__EXERCISE TASK__: Copy exactly the last part of the entries, starting from the line with "Output a JSON" and including the final line.

__GIVEN RECORDS__:
[Start]

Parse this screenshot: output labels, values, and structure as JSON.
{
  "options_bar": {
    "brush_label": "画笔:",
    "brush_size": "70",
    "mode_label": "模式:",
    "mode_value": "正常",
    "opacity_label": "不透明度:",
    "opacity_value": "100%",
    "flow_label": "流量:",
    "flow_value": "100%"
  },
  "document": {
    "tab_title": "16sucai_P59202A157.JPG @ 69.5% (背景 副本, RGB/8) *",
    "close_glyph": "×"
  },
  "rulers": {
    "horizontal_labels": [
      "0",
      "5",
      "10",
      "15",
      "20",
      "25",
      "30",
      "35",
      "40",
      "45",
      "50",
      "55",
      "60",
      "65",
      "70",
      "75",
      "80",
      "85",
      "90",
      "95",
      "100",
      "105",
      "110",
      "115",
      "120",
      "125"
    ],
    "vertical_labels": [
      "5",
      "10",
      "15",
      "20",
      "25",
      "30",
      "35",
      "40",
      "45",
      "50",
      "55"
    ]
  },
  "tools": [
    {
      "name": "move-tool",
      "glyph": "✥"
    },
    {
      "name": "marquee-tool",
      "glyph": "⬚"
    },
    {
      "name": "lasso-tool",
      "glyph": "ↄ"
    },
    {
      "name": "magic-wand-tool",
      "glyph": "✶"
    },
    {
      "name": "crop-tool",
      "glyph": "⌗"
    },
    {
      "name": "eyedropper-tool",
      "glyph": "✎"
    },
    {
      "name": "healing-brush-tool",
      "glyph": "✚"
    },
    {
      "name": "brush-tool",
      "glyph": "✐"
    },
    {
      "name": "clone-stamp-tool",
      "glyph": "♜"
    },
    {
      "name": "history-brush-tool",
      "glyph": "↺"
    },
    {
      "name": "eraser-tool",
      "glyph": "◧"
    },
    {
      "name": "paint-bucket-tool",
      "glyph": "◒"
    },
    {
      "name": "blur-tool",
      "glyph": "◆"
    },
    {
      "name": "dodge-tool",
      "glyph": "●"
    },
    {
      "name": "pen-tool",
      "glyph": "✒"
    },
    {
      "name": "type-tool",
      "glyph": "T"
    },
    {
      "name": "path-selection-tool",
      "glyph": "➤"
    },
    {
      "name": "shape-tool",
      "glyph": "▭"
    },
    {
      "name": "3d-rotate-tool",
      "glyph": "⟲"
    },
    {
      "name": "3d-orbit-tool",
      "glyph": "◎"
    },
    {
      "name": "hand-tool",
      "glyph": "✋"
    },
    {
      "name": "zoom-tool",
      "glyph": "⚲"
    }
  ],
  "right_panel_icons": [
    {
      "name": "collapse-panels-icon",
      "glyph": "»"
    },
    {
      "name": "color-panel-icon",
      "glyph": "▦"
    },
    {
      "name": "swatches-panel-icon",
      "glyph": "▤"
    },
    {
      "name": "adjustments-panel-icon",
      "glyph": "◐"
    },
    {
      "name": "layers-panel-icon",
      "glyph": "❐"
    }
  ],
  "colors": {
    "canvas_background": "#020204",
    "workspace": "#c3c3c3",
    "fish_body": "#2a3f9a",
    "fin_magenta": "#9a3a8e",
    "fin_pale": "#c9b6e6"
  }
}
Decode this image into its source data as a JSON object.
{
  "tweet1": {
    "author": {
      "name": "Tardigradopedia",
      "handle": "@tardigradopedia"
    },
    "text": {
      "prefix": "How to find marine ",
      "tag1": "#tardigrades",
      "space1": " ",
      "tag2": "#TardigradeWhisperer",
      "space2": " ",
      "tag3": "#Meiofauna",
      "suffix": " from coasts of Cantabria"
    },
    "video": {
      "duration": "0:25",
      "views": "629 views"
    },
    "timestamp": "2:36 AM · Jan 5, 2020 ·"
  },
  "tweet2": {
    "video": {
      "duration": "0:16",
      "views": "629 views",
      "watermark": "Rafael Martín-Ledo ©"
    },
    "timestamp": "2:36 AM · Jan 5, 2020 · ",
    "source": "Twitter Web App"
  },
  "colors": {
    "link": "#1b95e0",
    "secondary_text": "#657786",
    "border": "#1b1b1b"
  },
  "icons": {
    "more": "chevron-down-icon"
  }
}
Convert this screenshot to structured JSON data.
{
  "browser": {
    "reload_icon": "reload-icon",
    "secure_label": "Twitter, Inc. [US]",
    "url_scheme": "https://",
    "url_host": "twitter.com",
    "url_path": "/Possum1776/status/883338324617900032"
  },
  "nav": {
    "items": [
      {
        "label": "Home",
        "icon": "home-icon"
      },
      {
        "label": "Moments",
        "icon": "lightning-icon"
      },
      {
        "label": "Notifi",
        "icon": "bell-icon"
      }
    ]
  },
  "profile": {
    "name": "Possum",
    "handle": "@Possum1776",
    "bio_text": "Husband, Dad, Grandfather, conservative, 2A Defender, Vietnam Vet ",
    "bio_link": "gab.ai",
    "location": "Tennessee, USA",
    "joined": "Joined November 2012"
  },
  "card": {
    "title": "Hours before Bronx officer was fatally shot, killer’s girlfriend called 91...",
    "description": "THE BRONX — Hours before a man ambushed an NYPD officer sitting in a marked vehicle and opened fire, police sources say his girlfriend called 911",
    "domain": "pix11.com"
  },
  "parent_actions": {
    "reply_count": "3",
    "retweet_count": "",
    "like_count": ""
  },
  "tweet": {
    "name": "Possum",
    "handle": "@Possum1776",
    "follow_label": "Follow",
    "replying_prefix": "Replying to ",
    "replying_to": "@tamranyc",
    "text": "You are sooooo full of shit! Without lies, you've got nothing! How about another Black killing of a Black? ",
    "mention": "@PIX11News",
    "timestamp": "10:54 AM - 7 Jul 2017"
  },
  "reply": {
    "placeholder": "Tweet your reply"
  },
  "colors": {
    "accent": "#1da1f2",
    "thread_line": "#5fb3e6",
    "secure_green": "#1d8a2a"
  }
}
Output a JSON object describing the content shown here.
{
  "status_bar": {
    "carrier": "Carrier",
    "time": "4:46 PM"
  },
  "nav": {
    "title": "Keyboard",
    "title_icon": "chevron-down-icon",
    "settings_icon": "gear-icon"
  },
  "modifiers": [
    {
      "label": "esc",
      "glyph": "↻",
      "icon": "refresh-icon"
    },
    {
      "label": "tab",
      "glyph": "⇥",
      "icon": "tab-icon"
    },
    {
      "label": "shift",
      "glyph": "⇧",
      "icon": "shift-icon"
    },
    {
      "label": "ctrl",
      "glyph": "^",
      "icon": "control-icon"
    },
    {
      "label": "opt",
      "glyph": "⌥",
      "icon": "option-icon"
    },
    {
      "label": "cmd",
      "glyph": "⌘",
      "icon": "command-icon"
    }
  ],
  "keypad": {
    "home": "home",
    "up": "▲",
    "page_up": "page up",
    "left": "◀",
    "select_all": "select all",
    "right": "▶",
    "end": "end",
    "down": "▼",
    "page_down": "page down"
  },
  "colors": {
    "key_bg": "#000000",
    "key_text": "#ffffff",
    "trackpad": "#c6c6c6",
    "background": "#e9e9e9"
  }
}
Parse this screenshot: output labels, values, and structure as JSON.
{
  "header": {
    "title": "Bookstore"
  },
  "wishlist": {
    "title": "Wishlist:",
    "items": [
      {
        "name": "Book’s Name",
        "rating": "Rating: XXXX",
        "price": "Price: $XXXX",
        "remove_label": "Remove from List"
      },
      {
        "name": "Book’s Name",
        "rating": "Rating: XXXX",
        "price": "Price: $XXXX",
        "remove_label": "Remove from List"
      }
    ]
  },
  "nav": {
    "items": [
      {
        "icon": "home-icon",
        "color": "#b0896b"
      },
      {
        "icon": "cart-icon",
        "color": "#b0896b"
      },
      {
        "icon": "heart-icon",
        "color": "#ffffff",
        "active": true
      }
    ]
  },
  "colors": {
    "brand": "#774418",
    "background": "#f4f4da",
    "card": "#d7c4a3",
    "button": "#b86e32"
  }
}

[End]

__COMPLETE RESPONSE__:
Output a JSON object describing the content shown here.
{
  "status_bar": {
    "carrier": "Carrier",
    "time": "4:46 PM"
  },
  "nav": {
    "title": "Keyboard",
    "title_icon": "chevron-down-icon",
    "settings_icon": "gear-icon"
  },
  "modifiers": [
    {
      "label": "esc",
      "glyph": "↻",
      "icon": "refresh-icon"
    },
    {
      "label": "tab",
      "glyph": "⇥",
      "icon": "tab-icon"
    },
    {
      "label": "shift",
      "glyph": "⇧",
      "icon": "shift-icon"
    },
    {
      "label": "ctrl",
      "glyph": "^",
      "icon": "control-icon"
    },
    {
      "label": "opt",
      "glyph": "⌥",
      "icon": "option-icon"
    },
    {
      "label": "cmd",
      "glyph": "⌘",
      "icon": "command-icon"
    }
  ],
  "keypad": {
    "home": "home",
    "up": "▲",
    "page_up": "page up",
    "left": "◀",
    "select_all": "select all",
    "right": "▶",
    "end": "end",
    "down": "▼",
    "page_down": "page down"
  },
  "colors": {
    "key_bg": "#000000",
    "key_text": "#ffffff",
    "trackpad": "#c6c6c6",
    "background": "#e9e9e9"
  }
}
Parse this screenshot: output labels, values, and structure as JSON.
{
  "header": {
    "title": "Bookstore"
  },
  "wishlist": {
    "title": "Wishlist:",
    "items": [
      {
        "name": "Book’s Name",
        "rating": "Rating: XXXX",
        "price": "Price: $XXXX",
        "remove_label": "Remove from List"
      },
      {
        "name": "Book’s Name",
        "rating": "Rating: XXXX",
        "price": "Price: $XXXX",
        "remove_label": "Remove from List"
      }
    ]
  },
  "nav": {
    "items": [
      {
        "icon": "home-icon",
        "color": "#b0896b"
      },
      {
        "icon": "cart-icon",
        "color": "#b0896b"
      },
      {
        "icon": "heart-icon",
        "color": "#ffffff",
        "active": true
      }
    ]
  },
  "colors": {
    "brand": "#774418",
    "background": "#f4f4da",
    "card": "#d7c4a3",
    "button": "#b86e32"
  }
}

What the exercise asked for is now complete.